##### DATA PROVIDED #####

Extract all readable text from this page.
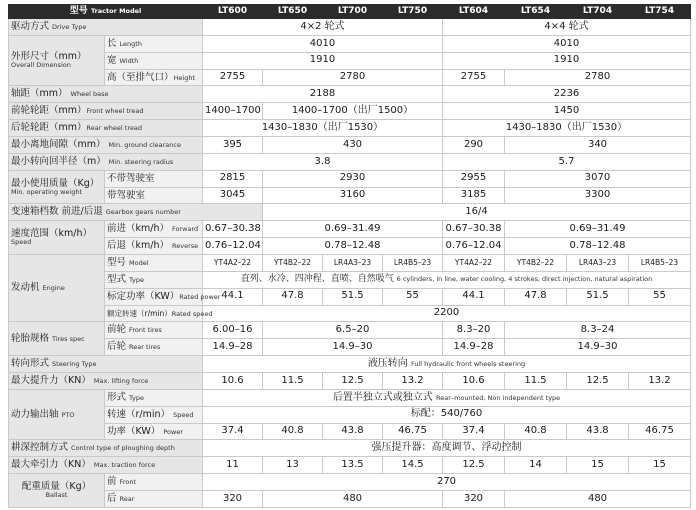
型号 Tractor Model		LT600	LT650	LT700	LT750	LT604	LT654	LT704	LT754
驱动方式 Drive Type		4×2 轮式				4×4 轮式			

外形尺寸（mm）
Overall Dimension	长 Length	4010				4010			
	宽 Width	1910				1910			
	高（至排气口）Height	2755	2780			2755	2780		
轴距（mm） Wheel base		2188				2236			
前轮轮距（mm）Front wheel tread		1400–1700	1400–1700（出厂1500）			1450			
后轮轮距（mm）Rear wheel tread		1430–1830（出厂1530）				1430–1830（出厂1530）			
最小离地间隙（mm） Min. ground clearance		395	430			290	340		
最小转向回半径（m） Min. steering radius		3.8				5.7			

最小使用质量（Kg）
Min. operating weight	不带驾驶室	2815	2930			2955	3070		
	带驾驶室	3045	3160			3185	3300		
变速箱档数 前进/后退 Gearbox gears number			16/4						

速度范围（km/h）
Speed	前进（km/h） Forward	0.67–30.38	0.69–31.49			0.67–30.38	0.69–31.49		
	后退（km/h） Reverse	0.76–12.04	0.78–12.48			0.76–12.04	0.78–12.48		
发动机 Engine	型号 Model	YT4A2–22	YT4B2–22	LR4A3–23	LR4B5–23	YT4A2–22	YT4B2–22	LR4A3–23	LR4B5–23
	型式 Type	直列、水冷、四冲程、直喷、自然吸气 6 cylinders, in line, water cooling, 4 strokes, direct injection, natural aspiration							
	标定功率（KW）Rated power	44.1	47.8	51.5	55	44.1	47.8	51.5	55
	额定转速（r/min）Rated speed	2200							
轮胎规格 Tires spec	前轮 Front tires	6.00–16	6.5–20			8.3–20	8.3–24		
	后轮 Rear tires	14.9–28	14.9–30			14.9–28	14.9–30		
转向形式 Steering Type		液压转向 Full hydraulic front wheels steering							
最大提升力（KN） Max. lifting force		10.6	11.5	12.5	13.2	10.6	11.5	12.5	13.2
动力输出轴 PTO	形式 Type	后置半独立式或独立式 Rear–mounted, Non independent type							
	转速（r/min） Speed	标配：540/760							
	功率（KW） Power	37.4	40.8	43.8	46.75	37.4	40.8	43.8	46.75
耕深控制方式 Control type of ploughing depth		强压提升器：高度调节、浮动控制							
最大牵引力（KN） Max. traction force		11	13	13.5	14.5	12.5	14	15	15

配重质量（Kg）
Ballast	前 Front	270							
	后 Rear	320	480			320	480		
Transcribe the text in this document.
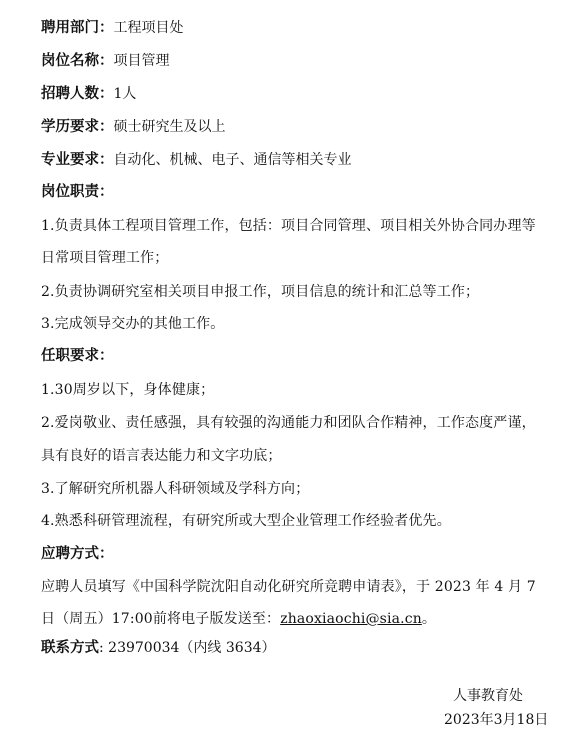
聘用部门：工程项目处
岗位名称：项目管理
招聘人数：1人
学历要求：硕士研究生及以上
专业要求：自动化、机械、电子、通信等相关专业
岗位职责：
1.负责具体工程项目管理工作，包括：项目合同管理、项目相关外协合同办理等
日常项目管理工作；
2.负责协调研究室相关项目申报工作，项目信息的统计和汇总等工作；
3.完成领导交办的其他工作。
任职要求：
1.30周岁以下，身体健康；
2.爱岗敬业、责任感强，具有较强的沟通能力和团队合作精神，工作态度严谨，
具有良好的语言表达能力和文字功底；
3.了解研究所机器人科研领域及学科方向；
4.熟悉科研管理流程，有研究所或大型企业管理工作经验者优先。
应聘方式：
应聘人员填写《中国科学院沈阳自动化研究所竞聘申请表》，于 2023 年 4 月 7
日（周五）17:00前将电子版发送至：zhaoxiaochi@sia.cn。
联系方式: 23970034（内线 3634）
人事教育处
2023年3月18日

#####

• EXERCISE INSTRUCTIONS
Search the preceding listing for "tires" and extract every line where it is found.

• COMPLETED TASK
轮胎规格 Tires spec	前轮 Front tires	6.00–16	6.5–20			8.3–20	8.3–24		
	后轮 Rear tires	14.9–28	14.9–30			14.9–28	14.9–30		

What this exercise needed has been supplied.